* [STATED EXERCISE] Repeat each line exactly as it is written.

..............................

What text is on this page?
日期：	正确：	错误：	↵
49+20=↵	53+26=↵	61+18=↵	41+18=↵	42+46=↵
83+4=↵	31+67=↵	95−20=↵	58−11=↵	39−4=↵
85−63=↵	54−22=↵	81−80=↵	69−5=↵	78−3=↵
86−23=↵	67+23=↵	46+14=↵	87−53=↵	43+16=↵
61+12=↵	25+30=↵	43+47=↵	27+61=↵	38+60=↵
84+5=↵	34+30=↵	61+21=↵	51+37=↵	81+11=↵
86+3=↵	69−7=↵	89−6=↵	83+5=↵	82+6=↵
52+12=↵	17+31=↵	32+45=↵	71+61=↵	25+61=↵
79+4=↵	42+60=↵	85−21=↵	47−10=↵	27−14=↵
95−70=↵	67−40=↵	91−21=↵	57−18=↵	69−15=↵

..............................

* [REPLY TO THE TASK]
What text is on this page?
日期：	正确：	错误：	↵
49+20=↵	53+26=↵	61+18=↵	41+18=↵	42+46=↵
83+4=↵	31+67=↵	95−20=↵	58−11=↵	39−4=↵
85−63=↵	54−22=↵	81−80=↵	69−5=↵	78−3=↵
86−23=↵	67+23=↵	46+14=↵	87−53=↵	43+16=↵
61+12=↵	25+30=↵	43+47=↵	27+61=↵	38+60=↵
84+5=↵	34+30=↵	61+21=↵	51+37=↵	81+11=↵
86+3=↵	69−7=↵	89−6=↵	83+5=↵	82+6=↵
52+12=↵	17+31=↵	32+45=↵	71+61=↵	25+61=↵
79+4=↵	42+60=↵	85−21=↵	47−10=↵	27−14=↵
95−70=↵	67−40=↵	91−21=↵	57−18=↵	69−15=↵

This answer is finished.